Extract all lines that hold the string "анықтама".

[Raw records]
◆ ◆ ◆ ◆ ◆

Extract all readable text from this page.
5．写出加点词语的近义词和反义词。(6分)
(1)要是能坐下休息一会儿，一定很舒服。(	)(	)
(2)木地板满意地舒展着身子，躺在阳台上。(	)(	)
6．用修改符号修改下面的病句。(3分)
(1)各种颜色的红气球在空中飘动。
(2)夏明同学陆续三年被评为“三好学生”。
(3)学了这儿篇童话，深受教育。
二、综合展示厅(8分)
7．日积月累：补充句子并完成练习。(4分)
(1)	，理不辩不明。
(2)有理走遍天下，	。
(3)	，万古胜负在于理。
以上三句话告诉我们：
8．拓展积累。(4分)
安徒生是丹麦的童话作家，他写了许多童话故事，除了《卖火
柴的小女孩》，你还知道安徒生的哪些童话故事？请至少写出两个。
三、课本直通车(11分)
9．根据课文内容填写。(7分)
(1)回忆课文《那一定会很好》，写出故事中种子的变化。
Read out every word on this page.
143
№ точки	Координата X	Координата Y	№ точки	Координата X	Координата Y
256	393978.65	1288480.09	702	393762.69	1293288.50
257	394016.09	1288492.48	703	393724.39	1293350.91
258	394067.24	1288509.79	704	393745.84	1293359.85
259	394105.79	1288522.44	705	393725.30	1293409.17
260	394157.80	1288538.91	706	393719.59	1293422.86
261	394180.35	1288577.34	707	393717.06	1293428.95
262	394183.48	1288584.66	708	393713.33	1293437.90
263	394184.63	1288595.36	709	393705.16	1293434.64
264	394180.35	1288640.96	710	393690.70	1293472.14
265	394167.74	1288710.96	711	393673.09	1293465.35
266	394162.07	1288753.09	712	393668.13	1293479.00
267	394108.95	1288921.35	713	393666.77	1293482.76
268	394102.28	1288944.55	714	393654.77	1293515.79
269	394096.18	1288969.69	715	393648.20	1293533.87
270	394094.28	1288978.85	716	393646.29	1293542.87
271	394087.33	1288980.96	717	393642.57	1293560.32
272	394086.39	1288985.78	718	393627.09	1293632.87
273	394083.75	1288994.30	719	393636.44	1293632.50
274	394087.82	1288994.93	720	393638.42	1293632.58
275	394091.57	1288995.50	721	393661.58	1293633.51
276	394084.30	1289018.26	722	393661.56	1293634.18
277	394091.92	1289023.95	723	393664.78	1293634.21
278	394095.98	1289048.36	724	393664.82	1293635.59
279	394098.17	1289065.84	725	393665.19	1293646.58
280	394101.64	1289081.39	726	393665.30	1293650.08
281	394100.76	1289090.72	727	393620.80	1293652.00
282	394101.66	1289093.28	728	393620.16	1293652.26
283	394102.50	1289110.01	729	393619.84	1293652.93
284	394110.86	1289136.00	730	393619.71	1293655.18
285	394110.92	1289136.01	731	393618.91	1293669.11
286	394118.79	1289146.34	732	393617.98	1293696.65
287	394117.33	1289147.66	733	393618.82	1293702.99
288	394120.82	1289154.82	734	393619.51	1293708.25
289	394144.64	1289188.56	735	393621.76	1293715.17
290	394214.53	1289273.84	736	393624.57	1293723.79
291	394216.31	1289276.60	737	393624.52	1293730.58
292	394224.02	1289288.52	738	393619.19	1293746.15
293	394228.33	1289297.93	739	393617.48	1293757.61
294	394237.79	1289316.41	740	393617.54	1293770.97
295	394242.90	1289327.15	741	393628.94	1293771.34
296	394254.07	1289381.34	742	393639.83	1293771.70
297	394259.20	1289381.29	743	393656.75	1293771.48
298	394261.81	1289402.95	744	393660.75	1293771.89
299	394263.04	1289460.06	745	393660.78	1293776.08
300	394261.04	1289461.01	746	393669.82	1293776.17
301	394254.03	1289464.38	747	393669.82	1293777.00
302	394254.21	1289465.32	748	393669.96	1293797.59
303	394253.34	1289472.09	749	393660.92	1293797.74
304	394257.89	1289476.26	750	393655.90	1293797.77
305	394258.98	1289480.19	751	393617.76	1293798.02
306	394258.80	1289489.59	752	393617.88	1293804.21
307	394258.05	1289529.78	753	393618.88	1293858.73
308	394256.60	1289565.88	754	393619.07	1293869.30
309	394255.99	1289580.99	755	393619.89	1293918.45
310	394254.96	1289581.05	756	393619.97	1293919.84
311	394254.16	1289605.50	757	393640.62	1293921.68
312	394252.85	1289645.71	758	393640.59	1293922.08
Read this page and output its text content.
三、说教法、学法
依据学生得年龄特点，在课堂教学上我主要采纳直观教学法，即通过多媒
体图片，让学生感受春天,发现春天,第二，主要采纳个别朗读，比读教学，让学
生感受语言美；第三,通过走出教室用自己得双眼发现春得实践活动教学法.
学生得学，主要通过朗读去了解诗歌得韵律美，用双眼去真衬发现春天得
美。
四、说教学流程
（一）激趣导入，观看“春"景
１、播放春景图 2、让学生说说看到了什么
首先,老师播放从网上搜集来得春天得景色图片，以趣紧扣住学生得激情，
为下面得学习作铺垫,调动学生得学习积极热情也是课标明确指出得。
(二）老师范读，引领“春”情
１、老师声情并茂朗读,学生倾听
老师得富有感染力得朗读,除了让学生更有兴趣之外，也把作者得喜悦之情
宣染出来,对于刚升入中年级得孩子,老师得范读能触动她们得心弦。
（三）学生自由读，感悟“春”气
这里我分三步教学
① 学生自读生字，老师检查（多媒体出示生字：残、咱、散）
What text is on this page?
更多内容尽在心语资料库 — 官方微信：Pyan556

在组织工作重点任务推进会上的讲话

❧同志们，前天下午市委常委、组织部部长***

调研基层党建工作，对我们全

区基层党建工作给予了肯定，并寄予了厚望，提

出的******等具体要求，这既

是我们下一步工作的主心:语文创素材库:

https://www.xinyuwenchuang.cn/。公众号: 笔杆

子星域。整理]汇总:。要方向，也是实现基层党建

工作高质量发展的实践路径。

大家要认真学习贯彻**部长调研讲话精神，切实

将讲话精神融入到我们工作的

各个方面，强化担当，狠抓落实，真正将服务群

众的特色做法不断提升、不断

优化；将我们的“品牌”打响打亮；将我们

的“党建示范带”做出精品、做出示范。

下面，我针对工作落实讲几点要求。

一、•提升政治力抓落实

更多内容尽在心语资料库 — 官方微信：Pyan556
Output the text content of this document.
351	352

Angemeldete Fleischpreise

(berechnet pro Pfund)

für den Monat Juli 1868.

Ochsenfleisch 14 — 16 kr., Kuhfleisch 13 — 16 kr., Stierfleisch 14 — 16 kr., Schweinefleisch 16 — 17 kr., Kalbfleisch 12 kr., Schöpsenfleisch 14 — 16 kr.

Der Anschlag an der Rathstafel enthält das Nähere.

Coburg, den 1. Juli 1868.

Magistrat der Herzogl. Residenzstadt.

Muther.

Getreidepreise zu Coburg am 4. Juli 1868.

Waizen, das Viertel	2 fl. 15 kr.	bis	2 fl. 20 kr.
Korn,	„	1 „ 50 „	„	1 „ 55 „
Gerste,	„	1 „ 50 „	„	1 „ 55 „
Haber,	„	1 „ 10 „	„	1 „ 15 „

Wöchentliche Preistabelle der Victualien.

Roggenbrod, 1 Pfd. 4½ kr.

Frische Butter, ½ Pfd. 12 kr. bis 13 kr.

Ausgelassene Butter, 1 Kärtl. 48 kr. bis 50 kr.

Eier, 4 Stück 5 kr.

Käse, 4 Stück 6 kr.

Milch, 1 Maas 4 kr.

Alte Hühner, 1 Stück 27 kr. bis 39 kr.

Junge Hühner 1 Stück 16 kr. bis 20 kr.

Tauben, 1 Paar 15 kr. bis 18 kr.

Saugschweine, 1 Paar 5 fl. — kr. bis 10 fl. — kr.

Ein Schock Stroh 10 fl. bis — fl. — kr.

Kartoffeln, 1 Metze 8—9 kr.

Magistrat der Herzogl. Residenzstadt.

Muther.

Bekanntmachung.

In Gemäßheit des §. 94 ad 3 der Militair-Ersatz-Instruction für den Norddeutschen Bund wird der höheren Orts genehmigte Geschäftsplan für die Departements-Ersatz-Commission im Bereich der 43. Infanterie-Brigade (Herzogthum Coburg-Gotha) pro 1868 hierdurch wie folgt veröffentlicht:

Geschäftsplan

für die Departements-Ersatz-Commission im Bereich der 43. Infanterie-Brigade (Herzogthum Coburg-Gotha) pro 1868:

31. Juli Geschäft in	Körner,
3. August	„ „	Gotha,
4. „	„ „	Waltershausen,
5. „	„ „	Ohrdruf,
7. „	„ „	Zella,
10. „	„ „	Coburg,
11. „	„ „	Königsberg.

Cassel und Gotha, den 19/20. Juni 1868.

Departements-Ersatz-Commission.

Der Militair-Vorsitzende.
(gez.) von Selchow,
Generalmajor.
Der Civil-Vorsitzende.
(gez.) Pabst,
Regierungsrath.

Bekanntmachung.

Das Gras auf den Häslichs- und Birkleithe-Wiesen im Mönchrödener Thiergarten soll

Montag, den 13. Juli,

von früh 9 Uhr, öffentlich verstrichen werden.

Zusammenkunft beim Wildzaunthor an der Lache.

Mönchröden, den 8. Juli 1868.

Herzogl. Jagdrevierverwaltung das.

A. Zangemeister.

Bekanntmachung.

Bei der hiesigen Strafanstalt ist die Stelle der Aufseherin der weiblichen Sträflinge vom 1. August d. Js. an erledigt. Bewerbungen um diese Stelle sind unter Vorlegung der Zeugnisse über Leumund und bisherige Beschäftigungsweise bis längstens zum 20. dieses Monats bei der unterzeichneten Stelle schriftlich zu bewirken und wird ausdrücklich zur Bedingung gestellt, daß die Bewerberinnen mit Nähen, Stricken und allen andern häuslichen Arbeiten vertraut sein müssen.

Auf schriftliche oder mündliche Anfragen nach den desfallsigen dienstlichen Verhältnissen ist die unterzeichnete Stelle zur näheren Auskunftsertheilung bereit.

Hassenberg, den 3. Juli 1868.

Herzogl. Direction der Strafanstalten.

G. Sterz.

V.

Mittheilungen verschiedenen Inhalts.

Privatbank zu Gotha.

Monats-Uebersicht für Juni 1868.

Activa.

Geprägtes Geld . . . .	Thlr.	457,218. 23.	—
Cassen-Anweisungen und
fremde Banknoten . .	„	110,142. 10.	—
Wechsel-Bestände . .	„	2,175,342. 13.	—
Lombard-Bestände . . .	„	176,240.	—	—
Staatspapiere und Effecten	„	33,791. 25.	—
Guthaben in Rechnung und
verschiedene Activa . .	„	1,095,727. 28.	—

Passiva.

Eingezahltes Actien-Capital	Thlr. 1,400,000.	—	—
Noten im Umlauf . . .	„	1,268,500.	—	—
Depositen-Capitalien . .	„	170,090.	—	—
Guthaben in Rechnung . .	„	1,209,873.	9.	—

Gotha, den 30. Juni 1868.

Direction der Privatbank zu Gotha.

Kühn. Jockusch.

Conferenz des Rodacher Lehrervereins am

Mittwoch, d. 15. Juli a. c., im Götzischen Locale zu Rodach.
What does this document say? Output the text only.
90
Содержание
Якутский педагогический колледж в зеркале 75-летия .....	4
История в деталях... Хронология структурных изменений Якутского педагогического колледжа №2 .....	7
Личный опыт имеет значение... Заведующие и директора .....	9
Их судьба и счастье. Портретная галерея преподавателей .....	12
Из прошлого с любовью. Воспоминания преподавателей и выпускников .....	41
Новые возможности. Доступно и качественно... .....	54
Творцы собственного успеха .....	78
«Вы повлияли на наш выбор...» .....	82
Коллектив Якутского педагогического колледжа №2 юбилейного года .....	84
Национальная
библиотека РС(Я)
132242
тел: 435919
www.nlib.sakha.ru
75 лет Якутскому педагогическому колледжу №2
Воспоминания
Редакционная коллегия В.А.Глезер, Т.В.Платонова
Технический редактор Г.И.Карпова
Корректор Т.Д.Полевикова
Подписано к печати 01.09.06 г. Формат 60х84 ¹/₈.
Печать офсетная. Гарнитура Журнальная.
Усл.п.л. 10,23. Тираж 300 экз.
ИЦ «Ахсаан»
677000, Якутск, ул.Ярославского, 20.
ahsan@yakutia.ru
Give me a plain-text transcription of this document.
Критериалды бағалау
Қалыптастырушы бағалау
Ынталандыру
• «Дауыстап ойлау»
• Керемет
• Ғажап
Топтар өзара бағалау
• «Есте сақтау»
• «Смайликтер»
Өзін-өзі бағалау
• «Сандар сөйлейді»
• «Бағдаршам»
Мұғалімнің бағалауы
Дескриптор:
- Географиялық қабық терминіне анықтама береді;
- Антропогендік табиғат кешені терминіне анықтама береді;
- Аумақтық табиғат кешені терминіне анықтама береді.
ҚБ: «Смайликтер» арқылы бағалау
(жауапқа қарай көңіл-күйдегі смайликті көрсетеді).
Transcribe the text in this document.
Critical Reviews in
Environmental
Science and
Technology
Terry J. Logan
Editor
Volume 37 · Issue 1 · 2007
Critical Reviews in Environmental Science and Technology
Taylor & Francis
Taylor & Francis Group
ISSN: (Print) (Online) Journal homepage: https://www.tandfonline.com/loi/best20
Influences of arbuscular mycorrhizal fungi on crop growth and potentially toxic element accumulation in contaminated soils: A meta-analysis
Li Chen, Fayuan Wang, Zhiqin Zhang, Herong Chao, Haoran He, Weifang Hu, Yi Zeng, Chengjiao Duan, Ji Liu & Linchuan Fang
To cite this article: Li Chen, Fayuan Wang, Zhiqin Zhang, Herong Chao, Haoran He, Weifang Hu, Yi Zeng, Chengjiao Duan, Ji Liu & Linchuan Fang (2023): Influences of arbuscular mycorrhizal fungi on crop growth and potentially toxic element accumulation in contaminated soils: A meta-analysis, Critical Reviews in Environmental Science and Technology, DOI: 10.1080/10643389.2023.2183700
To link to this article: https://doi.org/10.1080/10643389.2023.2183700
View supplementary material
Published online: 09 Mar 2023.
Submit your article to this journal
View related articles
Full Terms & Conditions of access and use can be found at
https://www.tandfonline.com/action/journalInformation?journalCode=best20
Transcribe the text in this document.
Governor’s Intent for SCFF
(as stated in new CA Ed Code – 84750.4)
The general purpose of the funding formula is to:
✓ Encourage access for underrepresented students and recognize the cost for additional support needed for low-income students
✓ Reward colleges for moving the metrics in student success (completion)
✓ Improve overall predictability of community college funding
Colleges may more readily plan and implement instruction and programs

◆ ◆ ◆ ◆ ◆

▸ **WORKED ANSWER**:
- Географиялық қабық терминіне анықтама береді;
- Антропогендік табиғат кешені терминіне анықтама береді;
- Аумақтық табиғат кешені терминіне анықтама береді.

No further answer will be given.